Start of Data extract

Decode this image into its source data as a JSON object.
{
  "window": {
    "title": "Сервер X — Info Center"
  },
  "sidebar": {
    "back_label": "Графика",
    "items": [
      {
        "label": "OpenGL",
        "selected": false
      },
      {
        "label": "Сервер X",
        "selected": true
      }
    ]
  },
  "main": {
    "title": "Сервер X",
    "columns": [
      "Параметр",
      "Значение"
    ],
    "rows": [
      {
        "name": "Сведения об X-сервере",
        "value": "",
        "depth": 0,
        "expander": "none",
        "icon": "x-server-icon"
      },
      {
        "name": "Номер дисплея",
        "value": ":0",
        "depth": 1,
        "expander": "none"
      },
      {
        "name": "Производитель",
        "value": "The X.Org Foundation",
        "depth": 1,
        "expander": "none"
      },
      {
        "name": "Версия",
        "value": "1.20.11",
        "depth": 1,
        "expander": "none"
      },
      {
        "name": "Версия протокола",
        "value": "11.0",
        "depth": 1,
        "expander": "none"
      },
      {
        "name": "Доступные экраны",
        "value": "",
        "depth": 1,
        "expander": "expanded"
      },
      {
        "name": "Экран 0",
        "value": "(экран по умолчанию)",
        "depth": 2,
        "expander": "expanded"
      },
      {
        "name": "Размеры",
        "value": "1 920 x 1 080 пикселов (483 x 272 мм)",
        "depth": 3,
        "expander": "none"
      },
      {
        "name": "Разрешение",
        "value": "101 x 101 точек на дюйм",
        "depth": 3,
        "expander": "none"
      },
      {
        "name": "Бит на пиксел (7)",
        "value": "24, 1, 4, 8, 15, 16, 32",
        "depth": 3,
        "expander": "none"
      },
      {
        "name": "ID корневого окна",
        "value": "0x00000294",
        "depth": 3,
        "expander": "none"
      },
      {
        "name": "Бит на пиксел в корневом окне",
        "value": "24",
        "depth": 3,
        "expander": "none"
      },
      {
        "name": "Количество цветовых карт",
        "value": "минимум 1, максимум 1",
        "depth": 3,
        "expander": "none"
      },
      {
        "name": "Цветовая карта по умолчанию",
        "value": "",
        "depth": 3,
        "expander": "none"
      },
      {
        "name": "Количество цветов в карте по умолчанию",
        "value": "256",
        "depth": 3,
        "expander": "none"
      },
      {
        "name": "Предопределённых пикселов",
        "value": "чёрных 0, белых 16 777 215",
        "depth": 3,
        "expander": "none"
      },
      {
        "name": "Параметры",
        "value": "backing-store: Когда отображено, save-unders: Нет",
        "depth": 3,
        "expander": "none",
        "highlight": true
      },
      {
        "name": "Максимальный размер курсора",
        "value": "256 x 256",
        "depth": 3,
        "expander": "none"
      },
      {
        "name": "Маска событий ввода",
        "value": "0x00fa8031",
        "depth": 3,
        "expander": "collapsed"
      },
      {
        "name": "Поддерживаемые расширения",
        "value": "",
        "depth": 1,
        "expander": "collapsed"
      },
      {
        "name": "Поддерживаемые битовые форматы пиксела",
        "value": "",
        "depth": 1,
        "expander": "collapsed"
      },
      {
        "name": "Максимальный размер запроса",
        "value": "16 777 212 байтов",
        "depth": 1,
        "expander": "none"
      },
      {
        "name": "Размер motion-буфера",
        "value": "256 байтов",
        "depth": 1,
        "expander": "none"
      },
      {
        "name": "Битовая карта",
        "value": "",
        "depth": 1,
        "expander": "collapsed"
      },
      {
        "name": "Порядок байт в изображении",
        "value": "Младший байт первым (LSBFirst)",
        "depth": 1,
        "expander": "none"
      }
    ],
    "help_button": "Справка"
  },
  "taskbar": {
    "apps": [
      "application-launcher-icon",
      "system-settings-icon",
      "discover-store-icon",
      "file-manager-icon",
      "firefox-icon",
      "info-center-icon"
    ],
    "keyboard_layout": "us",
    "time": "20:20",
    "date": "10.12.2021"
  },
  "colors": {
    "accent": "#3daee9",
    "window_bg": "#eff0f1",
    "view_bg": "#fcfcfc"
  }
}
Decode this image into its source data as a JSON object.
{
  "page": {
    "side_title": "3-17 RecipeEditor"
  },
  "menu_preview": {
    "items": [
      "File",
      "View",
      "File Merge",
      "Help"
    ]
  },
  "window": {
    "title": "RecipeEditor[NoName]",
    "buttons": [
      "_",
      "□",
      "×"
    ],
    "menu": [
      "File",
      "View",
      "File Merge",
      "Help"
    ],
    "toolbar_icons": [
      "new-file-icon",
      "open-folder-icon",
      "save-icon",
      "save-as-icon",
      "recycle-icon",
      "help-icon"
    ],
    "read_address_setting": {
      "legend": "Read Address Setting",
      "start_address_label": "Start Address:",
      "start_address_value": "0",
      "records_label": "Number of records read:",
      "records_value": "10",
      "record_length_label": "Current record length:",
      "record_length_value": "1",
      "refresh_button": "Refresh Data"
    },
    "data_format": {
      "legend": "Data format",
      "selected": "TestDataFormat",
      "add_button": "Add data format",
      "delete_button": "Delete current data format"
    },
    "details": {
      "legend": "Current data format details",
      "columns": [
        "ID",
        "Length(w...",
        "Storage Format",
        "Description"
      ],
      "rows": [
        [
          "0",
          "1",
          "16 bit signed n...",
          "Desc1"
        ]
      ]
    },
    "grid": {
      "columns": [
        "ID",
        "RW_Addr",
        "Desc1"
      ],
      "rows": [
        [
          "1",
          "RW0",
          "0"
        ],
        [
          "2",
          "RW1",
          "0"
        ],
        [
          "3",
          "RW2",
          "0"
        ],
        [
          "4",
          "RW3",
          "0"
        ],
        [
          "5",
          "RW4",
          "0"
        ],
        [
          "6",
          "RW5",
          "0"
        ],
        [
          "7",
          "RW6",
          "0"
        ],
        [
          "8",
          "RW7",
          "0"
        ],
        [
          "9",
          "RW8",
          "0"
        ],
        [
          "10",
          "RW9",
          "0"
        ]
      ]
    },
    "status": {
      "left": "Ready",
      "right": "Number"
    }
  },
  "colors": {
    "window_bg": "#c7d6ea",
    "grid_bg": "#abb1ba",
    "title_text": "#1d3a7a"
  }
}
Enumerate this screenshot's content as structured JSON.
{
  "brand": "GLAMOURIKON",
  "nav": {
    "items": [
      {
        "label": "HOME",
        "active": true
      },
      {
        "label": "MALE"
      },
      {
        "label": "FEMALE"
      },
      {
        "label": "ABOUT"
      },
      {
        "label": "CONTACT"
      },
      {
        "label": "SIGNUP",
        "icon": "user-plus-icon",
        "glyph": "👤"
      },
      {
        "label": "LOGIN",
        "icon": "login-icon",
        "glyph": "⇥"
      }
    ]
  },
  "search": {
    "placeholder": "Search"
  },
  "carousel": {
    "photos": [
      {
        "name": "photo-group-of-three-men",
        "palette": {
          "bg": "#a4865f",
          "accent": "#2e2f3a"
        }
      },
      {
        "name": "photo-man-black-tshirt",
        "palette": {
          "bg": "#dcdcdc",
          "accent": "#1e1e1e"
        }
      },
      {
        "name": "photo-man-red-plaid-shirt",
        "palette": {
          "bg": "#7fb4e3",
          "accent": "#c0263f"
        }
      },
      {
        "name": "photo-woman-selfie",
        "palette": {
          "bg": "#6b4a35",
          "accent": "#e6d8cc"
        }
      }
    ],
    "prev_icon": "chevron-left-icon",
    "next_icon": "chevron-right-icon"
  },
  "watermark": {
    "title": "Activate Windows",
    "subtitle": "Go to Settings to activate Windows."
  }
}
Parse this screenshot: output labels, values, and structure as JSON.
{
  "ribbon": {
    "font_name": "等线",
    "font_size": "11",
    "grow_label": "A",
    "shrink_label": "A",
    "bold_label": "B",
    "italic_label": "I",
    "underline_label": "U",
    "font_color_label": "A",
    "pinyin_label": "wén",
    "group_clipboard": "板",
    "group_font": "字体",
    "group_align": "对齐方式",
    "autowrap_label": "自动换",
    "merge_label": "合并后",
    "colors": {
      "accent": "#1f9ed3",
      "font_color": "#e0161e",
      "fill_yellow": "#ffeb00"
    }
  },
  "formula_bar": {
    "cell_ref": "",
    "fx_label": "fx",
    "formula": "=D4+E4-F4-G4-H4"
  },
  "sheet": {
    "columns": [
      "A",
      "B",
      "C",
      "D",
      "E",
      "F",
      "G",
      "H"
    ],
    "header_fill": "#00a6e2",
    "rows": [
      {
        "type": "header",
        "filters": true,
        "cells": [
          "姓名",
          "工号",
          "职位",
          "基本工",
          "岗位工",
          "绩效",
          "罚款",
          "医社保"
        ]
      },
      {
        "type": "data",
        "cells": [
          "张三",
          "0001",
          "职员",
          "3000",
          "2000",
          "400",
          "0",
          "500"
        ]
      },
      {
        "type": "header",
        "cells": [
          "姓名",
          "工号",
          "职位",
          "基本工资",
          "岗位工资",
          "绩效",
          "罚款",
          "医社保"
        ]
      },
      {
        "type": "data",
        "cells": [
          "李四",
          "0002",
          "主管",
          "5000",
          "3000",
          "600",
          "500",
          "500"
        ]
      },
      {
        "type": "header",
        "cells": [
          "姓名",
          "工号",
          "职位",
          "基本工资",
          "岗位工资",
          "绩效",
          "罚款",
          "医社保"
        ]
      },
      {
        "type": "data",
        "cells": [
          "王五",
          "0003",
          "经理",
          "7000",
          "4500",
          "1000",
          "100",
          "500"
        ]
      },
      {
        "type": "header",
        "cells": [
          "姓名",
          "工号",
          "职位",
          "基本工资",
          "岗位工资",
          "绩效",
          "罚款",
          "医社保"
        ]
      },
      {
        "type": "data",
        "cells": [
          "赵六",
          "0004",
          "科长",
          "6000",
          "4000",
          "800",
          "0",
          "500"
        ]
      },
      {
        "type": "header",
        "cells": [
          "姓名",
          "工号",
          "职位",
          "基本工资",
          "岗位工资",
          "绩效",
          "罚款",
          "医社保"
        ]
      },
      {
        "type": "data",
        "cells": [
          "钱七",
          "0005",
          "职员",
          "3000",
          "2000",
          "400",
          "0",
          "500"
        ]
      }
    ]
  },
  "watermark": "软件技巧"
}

End of Data extract

Copy each line that holds the word "карта".

        "name": "Цветовая карта по умолчанию",
        "name": "Битовая карта",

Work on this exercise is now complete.